= TASK STATEMENT =
Quote every line of the data below as it stands, omitting pictures.

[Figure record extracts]
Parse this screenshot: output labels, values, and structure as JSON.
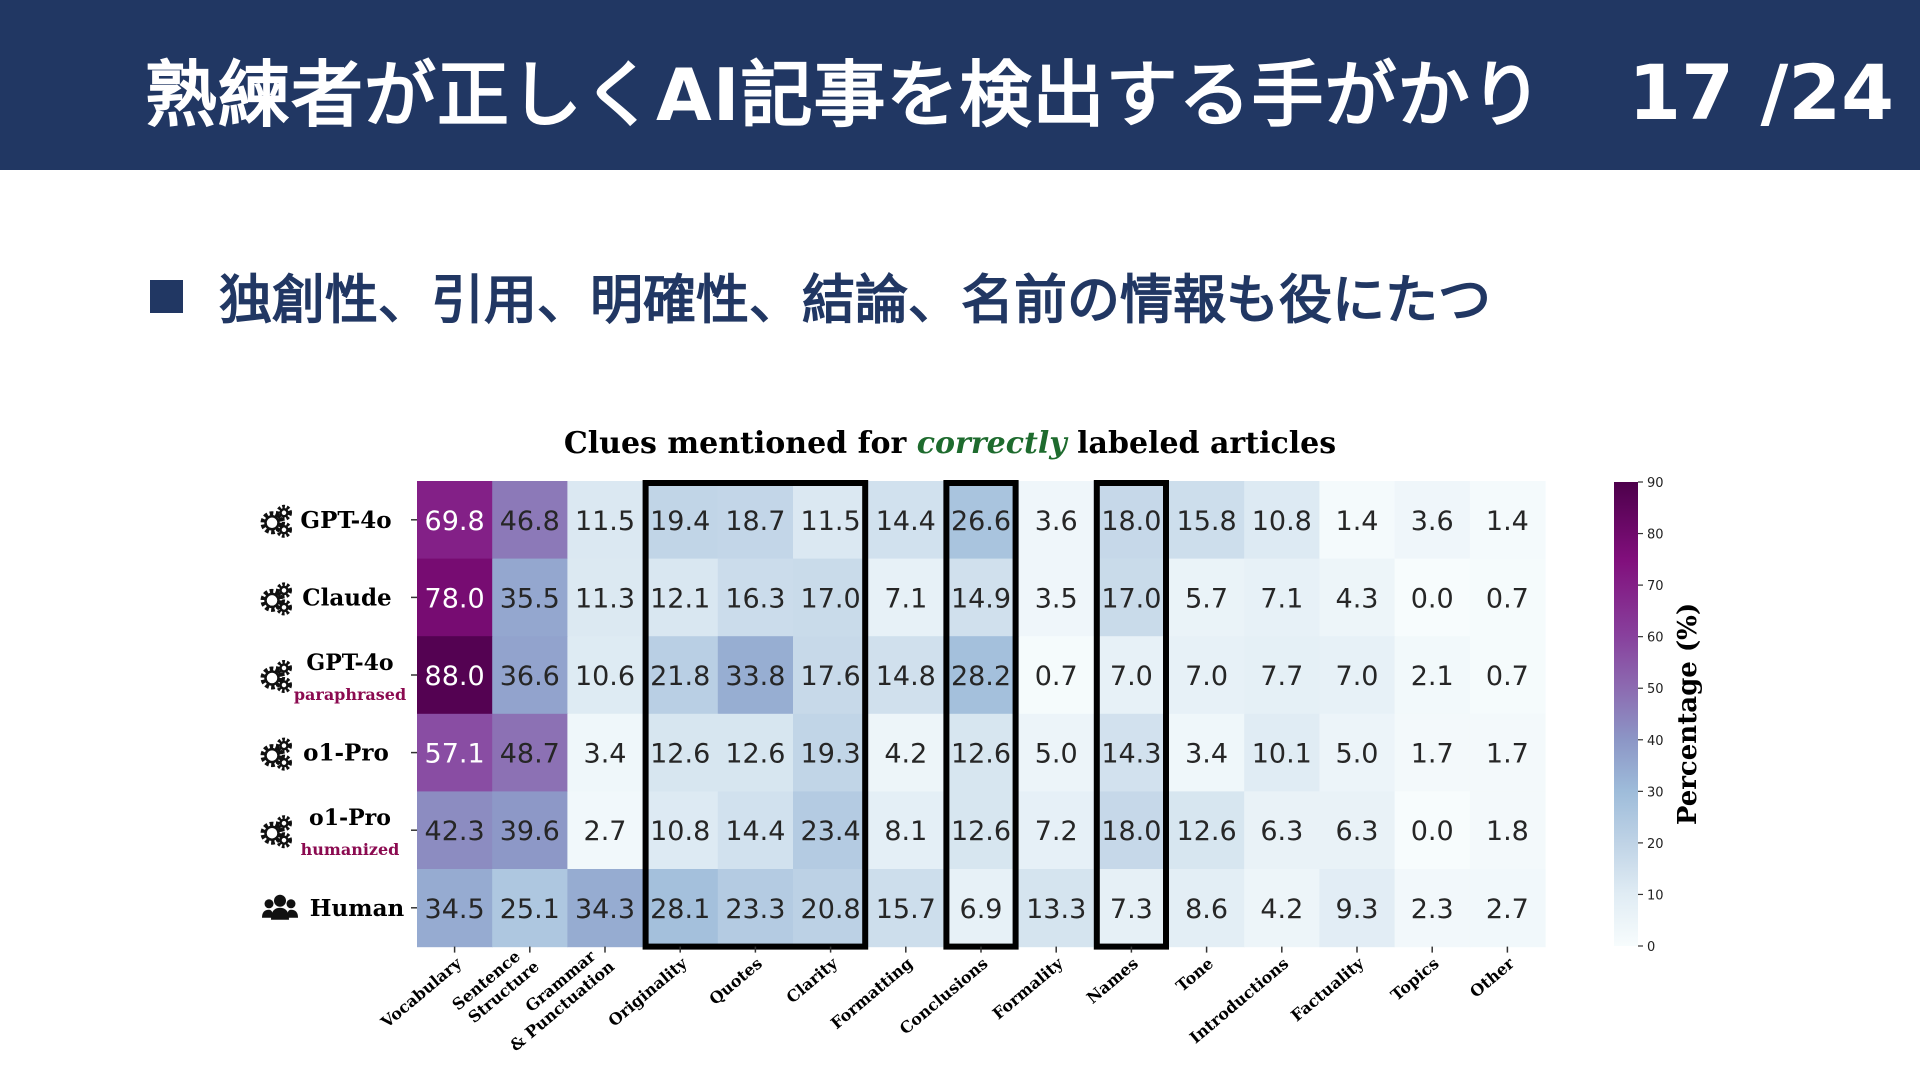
{
  "slide": {
    "title": "熟練者が正しくAI記事を検出する手がかり",
    "page": "17 /24",
    "bullet": "独創性、引用、明確性、結論、名前の情報も役にたつ"
  },
  "chart_data": {
    "type": "heatmap",
    "title": {
      "prefix": "Clues mentioned for ",
      "emphasis": "correctly",
      "suffix": " labeled articles",
      "emphasis_color": "#1e6b2e"
    },
    "rows": [
      {
        "name": "GPT-4o",
        "subtitle": "",
        "icon": "gears-icon"
      },
      {
        "name": "Claude",
        "subtitle": "",
        "icon": "gears-icon"
      },
      {
        "name": "GPT-4o",
        "subtitle": "paraphrased",
        "icon": "gears-icon"
      },
      {
        "name": "o1-Pro",
        "subtitle": "",
        "icon": "gears-icon"
      },
      {
        "name": "o1-Pro",
        "subtitle": "humanized",
        "icon": "gears-icon"
      },
      {
        "name": "Human",
        "subtitle": "",
        "icon": "people-icon"
      }
    ],
    "columns": [
      [
        "Vocabulary"
      ],
      [
        "Sentence",
        "Structure"
      ],
      [
        "Grammar",
        "& Punctuation"
      ],
      [
        "Originality"
      ],
      [
        "Quotes"
      ],
      [
        "Clarity"
      ],
      [
        "Formatting"
      ],
      [
        "Conclusions"
      ],
      [
        "Formality"
      ],
      [
        "Names"
      ],
      [
        "Tone"
      ],
      [
        "Introductions"
      ],
      [
        "Factuality"
      ],
      [
        "Topics"
      ],
      [
        "Other"
      ]
    ],
    "values": [
      [
        69.8,
        46.8,
        11.5,
        19.4,
        18.7,
        11.5,
        14.4,
        26.6,
        3.6,
        18.0,
        15.8,
        10.8,
        1.4,
        3.6,
        1.4
      ],
      [
        78.0,
        35.5,
        11.3,
        12.1,
        16.3,
        17.0,
        7.1,
        14.9,
        3.5,
        17.0,
        5.7,
        7.1,
        4.3,
        0.0,
        0.7
      ],
      [
        88.0,
        36.6,
        10.6,
        21.8,
        33.8,
        17.6,
        14.8,
        28.2,
        0.7,
        7.0,
        7.0,
        7.7,
        7.0,
        2.1,
        0.7
      ],
      [
        57.1,
        48.7,
        3.4,
        12.6,
        12.6,
        19.3,
        4.2,
        12.6,
        5.0,
        14.3,
        3.4,
        10.1,
        5.0,
        1.7,
        1.7
      ],
      [
        42.3,
        39.6,
        2.7,
        10.8,
        14.4,
        23.4,
        8.1,
        12.6,
        7.2,
        18.0,
        12.6,
        6.3,
        6.3,
        0.0,
        1.8
      ],
      [
        34.5,
        25.1,
        34.3,
        28.1,
        23.3,
        20.8,
        15.7,
        6.9,
        13.3,
        7.3,
        8.6,
        4.2,
        9.3,
        2.3,
        2.7
      ]
    ],
    "highlight_column_groups": [
      [
        "Originality",
        "Quotes",
        "Clarity"
      ],
      [
        "Conclusions"
      ],
      [
        "Names"
      ]
    ],
    "colorbar": {
      "label": "Percentage (%)",
      "min": 0,
      "max": 90,
      "ticks": [
        "0",
        "10",
        "20",
        "30",
        "40",
        "50",
        "60",
        "70",
        "80",
        "90"
      ]
    },
    "colormap": "BuPu",
    "subtitle_color": "#8b0a50"
  }
}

= REPLY =
Parse this screenshot: output labels, values, and structure as JSON.
{
  "slide": {
    "title": "熟練者が正しくAI記事を検出する手がかり",
    "page": "17 /24",
    "bullet": "独創性、引用、明確性、結論、名前の情報も役にたつ"
  },
  "chart_data": {
    "type": "heatmap",
    "title": {
      "prefix": "Clues mentioned for ",
      "emphasis": "correctly",
      "suffix": " labeled articles",
      "emphasis_color": "#1e6b2e"
    },
    "rows": [
      {
        "name": "GPT-4o",
        "subtitle": "",
        "icon": "gears-icon"
      },
      {
        "name": "Claude",
        "subtitle": "",
        "icon": "gears-icon"
      },
      {
        "name": "GPT-4o",
        "subtitle": "paraphrased",
        "icon": "gears-icon"
      },
      {
        "name": "o1-Pro",
        "subtitle": "",
        "icon": "gears-icon"
      },
      {
        "name": "o1-Pro",
        "subtitle": "humanized",
        "icon": "gears-icon"
      },
      {
        "name": "Human",
        "subtitle": "",
        "icon": "people-icon"
      }
    ],
    "columns": [
      [
        "Vocabulary"
      ],
      [
        "Sentence",
        "Structure"
      ],
      [
        "Grammar",
        "& Punctuation"
      ],
      [
        "Originality"
      ],
      [
        "Quotes"
      ],
      [
        "Clarity"
      ],
      [
        "Formatting"
      ],
      [
        "Conclusions"
      ],
      [
        "Formality"
      ],
      [
        "Names"
      ],
      [
        "Tone"
      ],
      [
        "Introductions"
      ],
      [
        "Factuality"
      ],
      [
        "Topics"
      ],
      [
        "Other"
      ]
    ],
    "values": [
      [
        69.8,
        46.8,
        11.5,
        19.4,
        18.7,
        11.5,
        14.4,
        26.6,
        3.6,
        18.0,
        15.8,
        10.8,
        1.4,
        3.6,
        1.4
      ],
      [
        78.0,
        35.5,
        11.3,
        12.1,
        16.3,
        17.0,
        7.1,
        14.9,
        3.5,
        17.0,
        5.7,
        7.1,
        4.3,
        0.0,
        0.7
      ],
      [
        88.0,
        36.6,
        10.6,
        21.8,
        33.8,
        17.6,
        14.8,
        28.2,
        0.7,
        7.0,
        7.0,
        7.7,
        7.0,
        2.1,
        0.7
      ],
      [
        57.1,
        48.7,
        3.4,
        12.6,
        12.6,
        19.3,
        4.2,
        12.6,
        5.0,
        14.3,
        3.4,
        10.1,
        5.0,
        1.7,
        1.7
      ],
      [
        42.3,
        39.6,
        2.7,
        10.8,
        14.4,
        23.4,
        8.1,
        12.6,
        7.2,
        18.0,
        12.6,
        6.3,
        6.3,
        0.0,
        1.8
      ],
      [
        34.5,
        25.1,
        34.3,
        28.1,
        23.3,
        20.8,
        15.7,
        6.9,
        13.3,
        7.3,
        8.6,
        4.2,
        9.3,
        2.3,
        2.7
      ]
    ],
    "highlight_column_groups": [
      [
        "Originality",
        "Quotes",
        "Clarity"
      ],
      [
        "Conclusions"
      ],
      [
        "Names"
      ]
    ],
    "colorbar": {
      "label": "Percentage (%)",
      "min": 0,
      "max": 90,
      "ticks": [
        "0",
        "10",
        "20",
        "30",
        "40",
        "50",
        "60",
        "70",
        "80",
        "90"
      ]
    },
    "colormap": "BuPu",
    "subtitle_color": "#8b0a50"
  }
}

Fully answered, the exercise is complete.